** BEGIN Extracted entries **

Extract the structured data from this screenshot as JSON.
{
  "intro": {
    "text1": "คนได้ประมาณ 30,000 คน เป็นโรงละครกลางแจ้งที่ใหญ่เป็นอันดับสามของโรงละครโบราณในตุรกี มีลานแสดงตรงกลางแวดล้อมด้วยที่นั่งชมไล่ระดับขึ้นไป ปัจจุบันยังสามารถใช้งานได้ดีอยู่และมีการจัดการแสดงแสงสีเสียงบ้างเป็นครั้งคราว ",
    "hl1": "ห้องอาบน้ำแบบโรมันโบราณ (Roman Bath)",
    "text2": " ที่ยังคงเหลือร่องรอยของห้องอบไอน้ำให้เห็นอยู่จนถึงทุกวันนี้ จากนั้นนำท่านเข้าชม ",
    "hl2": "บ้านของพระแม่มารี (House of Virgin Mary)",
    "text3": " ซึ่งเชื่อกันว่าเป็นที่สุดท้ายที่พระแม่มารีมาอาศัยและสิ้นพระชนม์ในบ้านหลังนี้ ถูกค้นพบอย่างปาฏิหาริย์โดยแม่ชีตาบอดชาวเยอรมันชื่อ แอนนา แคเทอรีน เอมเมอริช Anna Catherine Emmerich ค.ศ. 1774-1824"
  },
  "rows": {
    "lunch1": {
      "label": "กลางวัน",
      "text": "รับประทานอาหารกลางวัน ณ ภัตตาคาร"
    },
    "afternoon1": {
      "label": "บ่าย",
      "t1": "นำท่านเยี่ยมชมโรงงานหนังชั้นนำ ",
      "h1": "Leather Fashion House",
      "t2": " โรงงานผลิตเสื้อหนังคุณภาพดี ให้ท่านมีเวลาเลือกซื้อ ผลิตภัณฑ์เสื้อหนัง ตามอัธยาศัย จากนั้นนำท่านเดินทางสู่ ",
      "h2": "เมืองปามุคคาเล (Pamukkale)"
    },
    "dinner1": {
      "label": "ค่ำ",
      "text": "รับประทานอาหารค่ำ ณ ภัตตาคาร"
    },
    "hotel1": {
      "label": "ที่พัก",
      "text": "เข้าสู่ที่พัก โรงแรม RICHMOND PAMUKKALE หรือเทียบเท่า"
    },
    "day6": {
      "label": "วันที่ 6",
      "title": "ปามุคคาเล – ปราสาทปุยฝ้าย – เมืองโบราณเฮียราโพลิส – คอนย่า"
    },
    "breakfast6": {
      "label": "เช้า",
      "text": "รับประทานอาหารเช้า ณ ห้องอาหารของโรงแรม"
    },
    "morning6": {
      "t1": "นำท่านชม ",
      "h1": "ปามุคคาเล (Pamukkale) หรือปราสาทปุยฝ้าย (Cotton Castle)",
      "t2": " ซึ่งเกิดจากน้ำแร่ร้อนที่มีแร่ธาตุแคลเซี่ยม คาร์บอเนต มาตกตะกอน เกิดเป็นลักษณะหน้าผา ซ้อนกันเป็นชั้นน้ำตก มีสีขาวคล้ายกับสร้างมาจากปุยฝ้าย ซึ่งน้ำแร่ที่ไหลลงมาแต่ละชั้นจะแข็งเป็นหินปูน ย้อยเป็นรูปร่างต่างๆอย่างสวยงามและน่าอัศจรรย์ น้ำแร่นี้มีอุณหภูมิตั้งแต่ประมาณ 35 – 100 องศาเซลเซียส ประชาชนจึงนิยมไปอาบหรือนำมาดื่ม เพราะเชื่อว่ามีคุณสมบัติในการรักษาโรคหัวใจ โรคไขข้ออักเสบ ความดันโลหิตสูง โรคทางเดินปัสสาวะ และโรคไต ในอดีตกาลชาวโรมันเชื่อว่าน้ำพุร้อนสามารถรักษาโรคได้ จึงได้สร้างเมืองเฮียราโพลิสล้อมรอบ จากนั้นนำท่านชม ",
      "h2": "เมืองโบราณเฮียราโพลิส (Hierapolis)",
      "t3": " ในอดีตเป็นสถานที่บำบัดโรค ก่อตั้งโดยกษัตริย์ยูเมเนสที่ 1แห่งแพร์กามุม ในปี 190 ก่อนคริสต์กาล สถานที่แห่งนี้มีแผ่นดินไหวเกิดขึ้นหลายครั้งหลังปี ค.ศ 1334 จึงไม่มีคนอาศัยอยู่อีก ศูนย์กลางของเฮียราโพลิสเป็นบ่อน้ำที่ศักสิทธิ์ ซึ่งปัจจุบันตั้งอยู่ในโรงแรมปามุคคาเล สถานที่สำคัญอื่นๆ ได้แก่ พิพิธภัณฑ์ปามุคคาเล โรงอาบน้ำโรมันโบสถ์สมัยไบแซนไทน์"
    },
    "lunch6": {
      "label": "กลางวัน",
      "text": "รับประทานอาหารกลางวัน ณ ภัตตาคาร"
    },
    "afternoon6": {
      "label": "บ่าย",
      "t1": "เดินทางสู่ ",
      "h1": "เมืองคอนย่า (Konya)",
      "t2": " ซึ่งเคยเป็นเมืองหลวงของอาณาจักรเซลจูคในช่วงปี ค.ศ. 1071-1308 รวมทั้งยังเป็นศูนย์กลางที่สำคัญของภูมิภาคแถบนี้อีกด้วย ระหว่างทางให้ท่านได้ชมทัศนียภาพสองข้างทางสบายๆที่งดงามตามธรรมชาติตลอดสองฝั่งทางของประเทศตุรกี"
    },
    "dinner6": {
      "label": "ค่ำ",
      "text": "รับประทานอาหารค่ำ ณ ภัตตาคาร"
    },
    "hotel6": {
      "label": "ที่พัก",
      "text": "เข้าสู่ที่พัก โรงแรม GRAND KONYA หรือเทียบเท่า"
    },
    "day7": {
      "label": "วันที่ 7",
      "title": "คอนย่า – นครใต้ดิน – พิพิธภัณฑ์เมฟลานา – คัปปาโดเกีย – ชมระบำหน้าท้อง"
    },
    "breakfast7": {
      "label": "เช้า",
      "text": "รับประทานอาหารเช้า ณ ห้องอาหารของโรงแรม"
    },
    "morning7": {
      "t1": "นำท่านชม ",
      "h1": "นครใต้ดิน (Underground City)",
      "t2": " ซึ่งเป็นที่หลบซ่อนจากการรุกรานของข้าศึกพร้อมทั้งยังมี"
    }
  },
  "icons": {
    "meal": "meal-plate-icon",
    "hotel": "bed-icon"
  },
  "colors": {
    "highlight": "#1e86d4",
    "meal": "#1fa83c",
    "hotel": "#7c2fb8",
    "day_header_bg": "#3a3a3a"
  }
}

** END Extracted entries **

Problem:
From the data above, show each line that contains "นครใต".

Expected answer:
      "title": "คอนย่า – นครใต้ดิน – พิพิธภัณฑ์เมฟลานา – คัปปาโดเกีย – ชมระบำหน้าท้อง"
      "h1": "นครใต้ดิน (Underground City)",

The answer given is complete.